• _Job_: Below are some entries; can you quote all of them exactly?

• _Given records_:
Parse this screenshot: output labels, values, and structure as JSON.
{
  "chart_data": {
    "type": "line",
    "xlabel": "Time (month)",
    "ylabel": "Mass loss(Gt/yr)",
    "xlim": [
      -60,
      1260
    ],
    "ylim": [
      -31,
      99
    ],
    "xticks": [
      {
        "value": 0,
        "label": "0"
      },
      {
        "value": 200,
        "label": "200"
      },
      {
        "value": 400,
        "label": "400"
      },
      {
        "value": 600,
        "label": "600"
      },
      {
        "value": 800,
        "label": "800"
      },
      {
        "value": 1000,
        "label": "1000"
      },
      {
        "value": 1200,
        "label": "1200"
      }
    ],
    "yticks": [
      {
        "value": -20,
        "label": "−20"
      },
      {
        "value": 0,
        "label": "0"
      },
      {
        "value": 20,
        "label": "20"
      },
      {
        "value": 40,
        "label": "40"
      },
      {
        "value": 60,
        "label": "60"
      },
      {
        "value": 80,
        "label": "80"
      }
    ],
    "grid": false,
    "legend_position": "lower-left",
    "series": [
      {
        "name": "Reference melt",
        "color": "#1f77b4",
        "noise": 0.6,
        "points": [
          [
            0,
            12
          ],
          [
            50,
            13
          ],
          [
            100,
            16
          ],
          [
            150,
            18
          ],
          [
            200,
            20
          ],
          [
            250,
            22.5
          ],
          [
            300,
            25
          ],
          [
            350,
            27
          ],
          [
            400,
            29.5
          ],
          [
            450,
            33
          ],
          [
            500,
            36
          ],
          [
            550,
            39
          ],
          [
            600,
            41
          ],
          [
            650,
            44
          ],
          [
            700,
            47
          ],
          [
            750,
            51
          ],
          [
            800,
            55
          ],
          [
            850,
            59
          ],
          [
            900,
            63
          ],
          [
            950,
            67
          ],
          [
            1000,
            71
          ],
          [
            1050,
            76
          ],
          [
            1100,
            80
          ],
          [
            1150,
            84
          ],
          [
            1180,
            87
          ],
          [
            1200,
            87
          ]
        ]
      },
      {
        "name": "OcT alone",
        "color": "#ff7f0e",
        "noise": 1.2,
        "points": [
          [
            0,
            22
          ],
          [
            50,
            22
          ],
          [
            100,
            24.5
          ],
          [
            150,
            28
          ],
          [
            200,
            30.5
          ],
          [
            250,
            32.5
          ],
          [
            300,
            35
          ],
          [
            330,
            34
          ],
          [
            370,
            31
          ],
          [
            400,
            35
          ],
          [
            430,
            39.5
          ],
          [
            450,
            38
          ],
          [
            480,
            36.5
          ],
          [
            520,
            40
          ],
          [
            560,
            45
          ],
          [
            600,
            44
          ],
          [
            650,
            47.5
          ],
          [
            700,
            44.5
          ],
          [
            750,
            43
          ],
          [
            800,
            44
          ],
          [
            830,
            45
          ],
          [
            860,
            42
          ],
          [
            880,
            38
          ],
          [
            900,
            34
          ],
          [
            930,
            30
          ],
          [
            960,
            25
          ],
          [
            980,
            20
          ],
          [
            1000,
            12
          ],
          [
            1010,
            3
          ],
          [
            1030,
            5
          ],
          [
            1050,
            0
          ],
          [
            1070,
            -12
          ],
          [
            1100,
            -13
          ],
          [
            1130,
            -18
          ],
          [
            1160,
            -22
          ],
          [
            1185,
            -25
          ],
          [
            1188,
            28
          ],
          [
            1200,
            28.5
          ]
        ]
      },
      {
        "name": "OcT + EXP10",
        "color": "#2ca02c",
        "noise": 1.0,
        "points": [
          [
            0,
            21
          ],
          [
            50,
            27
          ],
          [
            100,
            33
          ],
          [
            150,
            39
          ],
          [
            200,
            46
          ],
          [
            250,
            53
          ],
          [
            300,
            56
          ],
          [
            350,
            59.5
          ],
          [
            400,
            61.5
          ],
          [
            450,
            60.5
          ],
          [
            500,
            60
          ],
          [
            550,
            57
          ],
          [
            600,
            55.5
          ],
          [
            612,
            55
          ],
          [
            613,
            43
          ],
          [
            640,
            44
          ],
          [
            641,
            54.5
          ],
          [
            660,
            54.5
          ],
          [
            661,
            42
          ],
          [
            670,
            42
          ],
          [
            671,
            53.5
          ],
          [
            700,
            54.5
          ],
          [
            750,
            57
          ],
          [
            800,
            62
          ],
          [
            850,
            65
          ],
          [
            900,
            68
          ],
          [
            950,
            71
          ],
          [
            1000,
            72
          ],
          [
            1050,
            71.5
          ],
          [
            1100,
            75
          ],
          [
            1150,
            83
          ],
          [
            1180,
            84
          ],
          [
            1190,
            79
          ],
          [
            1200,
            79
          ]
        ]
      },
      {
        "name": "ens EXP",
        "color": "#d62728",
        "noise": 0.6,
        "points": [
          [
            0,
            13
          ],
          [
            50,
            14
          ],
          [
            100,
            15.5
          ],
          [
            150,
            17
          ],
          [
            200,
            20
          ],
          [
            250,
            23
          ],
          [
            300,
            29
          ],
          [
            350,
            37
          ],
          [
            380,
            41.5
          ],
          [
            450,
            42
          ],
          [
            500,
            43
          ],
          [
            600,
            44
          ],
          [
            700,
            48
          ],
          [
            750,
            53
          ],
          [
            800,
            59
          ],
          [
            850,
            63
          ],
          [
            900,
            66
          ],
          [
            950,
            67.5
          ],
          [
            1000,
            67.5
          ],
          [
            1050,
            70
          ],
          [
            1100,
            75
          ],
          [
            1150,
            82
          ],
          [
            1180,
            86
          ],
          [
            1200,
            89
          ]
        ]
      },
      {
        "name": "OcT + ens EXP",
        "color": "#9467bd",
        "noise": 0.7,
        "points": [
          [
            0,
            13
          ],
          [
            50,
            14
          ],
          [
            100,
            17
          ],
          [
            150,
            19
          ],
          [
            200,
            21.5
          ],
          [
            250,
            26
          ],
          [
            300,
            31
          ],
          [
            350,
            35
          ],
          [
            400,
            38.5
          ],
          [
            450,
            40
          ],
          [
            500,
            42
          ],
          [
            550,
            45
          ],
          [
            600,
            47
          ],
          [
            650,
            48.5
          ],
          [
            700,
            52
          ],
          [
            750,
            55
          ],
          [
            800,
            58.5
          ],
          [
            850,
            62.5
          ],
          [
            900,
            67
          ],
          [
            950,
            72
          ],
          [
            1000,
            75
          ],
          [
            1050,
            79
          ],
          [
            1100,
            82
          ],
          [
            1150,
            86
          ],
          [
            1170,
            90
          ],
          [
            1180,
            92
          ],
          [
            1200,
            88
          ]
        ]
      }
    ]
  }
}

• _Response to this task_:
Parse this screenshot: output labels, values, and structure as JSON.
{
  "chart_data": {
    "type": "line",
    "xlabel": "Time (month)",
    "ylabel": "Mass loss(Gt/yr)",
    "xlim": [
      -60,
      1260
    ],
    "ylim": [
      -31,
      99
    ],
    "xticks": [
      {
        "value": 0,
        "label": "0"
      },
      {
        "value": 200,
        "label": "200"
      },
      {
        "value": 400,
        "label": "400"
      },
      {
        "value": 600,
        "label": "600"
      },
      {
        "value": 800,
        "label": "800"
      },
      {
        "value": 1000,
        "label": "1000"
      },
      {
        "value": 1200,
        "label": "1200"
      }
    ],
    "yticks": [
      {
        "value": -20,
        "label": "−20"
      },
      {
        "value": 0,
        "label": "0"
      },
      {
        "value": 20,
        "label": "20"
      },
      {
        "value": 40,
        "label": "40"
      },
      {
        "value": 60,
        "label": "60"
      },
      {
        "value": 80,
        "label": "80"
      }
    ],
    "grid": false,
    "legend_position": "lower-left",
    "series": [
      {
        "name": "Reference melt",
        "color": "#1f77b4",
        "noise": 0.6,
        "points": [
          [
            0,
            12
          ],
          [
            50,
            13
          ],
          [
            100,
            16
          ],
          [
            150,
            18
          ],
          [
            200,
            20
          ],
          [
            250,
            22.5
          ],
          [
            300,
            25
          ],
          [
            350,
            27
          ],
          [
            400,
            29.5
          ],
          [
            450,
            33
          ],
          [
            500,
            36
          ],
          [
            550,
            39
          ],
          [
            600,
            41
          ],
          [
            650,
            44
          ],
          [
            700,
            47
          ],
          [
            750,
            51
          ],
          [
            800,
            55
          ],
          [
            850,
            59
          ],
          [
            900,
            63
          ],
          [
            950,
            67
          ],
          [
            1000,
            71
          ],
          [
            1050,
            76
          ],
          [
            1100,
            80
          ],
          [
            1150,
            84
          ],
          [
            1180,
            87
          ],
          [
            1200,
            87
          ]
        ]
      },
      {
        "name": "OcT alone",
        "color": "#ff7f0e",
        "noise": 1.2,
        "points": [
          [
            0,
            22
          ],
          [
            50,
            22
          ],
          [
            100,
            24.5
          ],
          [
            150,
            28
          ],
          [
            200,
            30.5
          ],
          [
            250,
            32.5
          ],
          [
            300,
            35
          ],
          [
            330,
            34
          ],
          [
            370,
            31
          ],
          [
            400,
            35
          ],
          [
            430,
            39.5
          ],
          [
            450,
            38
          ],
          [
            480,
            36.5
          ],
          [
            520,
            40
          ],
          [
            560,
            45
          ],
          [
            600,
            44
          ],
          [
            650,
            47.5
          ],
          [
            700,
            44.5
          ],
          [
            750,
            43
          ],
          [
            800,
            44
          ],
          [
            830,
            45
          ],
          [
            860,
            42
          ],
          [
            880,
            38
          ],
          [
            900,
            34
          ],
          [
            930,
            30
          ],
          [
            960,
            25
          ],
          [
            980,
            20
          ],
          [
            1000,
            12
          ],
          [
            1010,
            3
          ],
          [
            1030,
            5
          ],
          [
            1050,
            0
          ],
          [
            1070,
            -12
          ],
          [
            1100,
            -13
          ],
          [
            1130,
            -18
          ],
          [
            1160,
            -22
          ],
          [
            1185,
            -25
          ],
          [
            1188,
            28
          ],
          [
            1200,
            28.5
          ]
        ]
      },
      {
        "name": "OcT + EXP10",
        "color": "#2ca02c",
        "noise": 1.0,
        "points": [
          [
            0,
            21
          ],
          [
            50,
            27
          ],
          [
            100,
            33
          ],
          [
            150,
            39
          ],
          [
            200,
            46
          ],
          [
            250,
            53
          ],
          [
            300,
            56
          ],
          [
            350,
            59.5
          ],
          [
            400,
            61.5
          ],
          [
            450,
            60.5
          ],
          [
            500,
            60
          ],
          [
            550,
            57
          ],
          [
            600,
            55.5
          ],
          [
            612,
            55
          ],
          [
            613,
            43
          ],
          [
            640,
            44
          ],
          [
            641,
            54.5
          ],
          [
            660,
            54.5
          ],
          [
            661,
            42
          ],
          [
            670,
            42
          ],
          [
            671,
            53.5
          ],
          [
            700,
            54.5
          ],
          [
            750,
            57
          ],
          [
            800,
            62
          ],
          [
            850,
            65
          ],
          [
            900,
            68
          ],
          [
            950,
            71
          ],
          [
            1000,
            72
          ],
          [
            1050,
            71.5
          ],
          [
            1100,
            75
          ],
          [
            1150,
            83
          ],
          [
            1180,
            84
          ],
          [
            1190,
            79
          ],
          [
            1200,
            79
          ]
        ]
      },
      {
        "name": "ens EXP",
        "color": "#d62728",
        "noise": 0.6,
        "points": [
          [
            0,
            13
          ],
          [
            50,
            14
          ],
          [
            100,
            15.5
          ],
          [
            150,
            17
          ],
          [
            200,
            20
          ],
          [
            250,
            23
          ],
          [
            300,
            29
          ],
          [
            350,
            37
          ],
          [
            380,
            41.5
          ],
          [
            450,
            42
          ],
          [
            500,
            43
          ],
          [
            600,
            44
          ],
          [
            700,
            48
          ],
          [
            750,
            53
          ],
          [
            800,
            59
          ],
          [
            850,
            63
          ],
          [
            900,
            66
          ],
          [
            950,
            67.5
          ],
          [
            1000,
            67.5
          ],
          [
            1050,
            70
          ],
          [
            1100,
            75
          ],
          [
            1150,
            82
          ],
          [
            1180,
            86
          ],
          [
            1200,
            89
          ]
        ]
      },
      {
        "name": "OcT + ens EXP",
        "color": "#9467bd",
        "noise": 0.7,
        "points": [
          [
            0,
            13
          ],
          [
            50,
            14
          ],
          [
            100,
            17
          ],
          [
            150,
            19
          ],
          [
            200,
            21.5
          ],
          [
            250,
            26
          ],
          [
            300,
            31
          ],
          [
            350,
            35
          ],
          [
            400,
            38.5
          ],
          [
            450,
            40
          ],
          [
            500,
            42
          ],
          [
            550,
            45
          ],
          [
            600,
            47
          ],
          [
            650,
            48.5
          ],
          [
            700,
            52
          ],
          [
            750,
            55
          ],
          [
            800,
            58.5
          ],
          [
            850,
            62.5
          ],
          [
            900,
            67
          ],
          [
            950,
            72
          ],
          [
            1000,
            75
          ],
          [
            1050,
            79
          ],
          [
            1100,
            82
          ],
          [
            1150,
            86
          ],
          [
            1170,
            90
          ],
          [
            1180,
            92
          ],
          [
            1200,
            88
          ]
        ]
      }
    ]
  }
}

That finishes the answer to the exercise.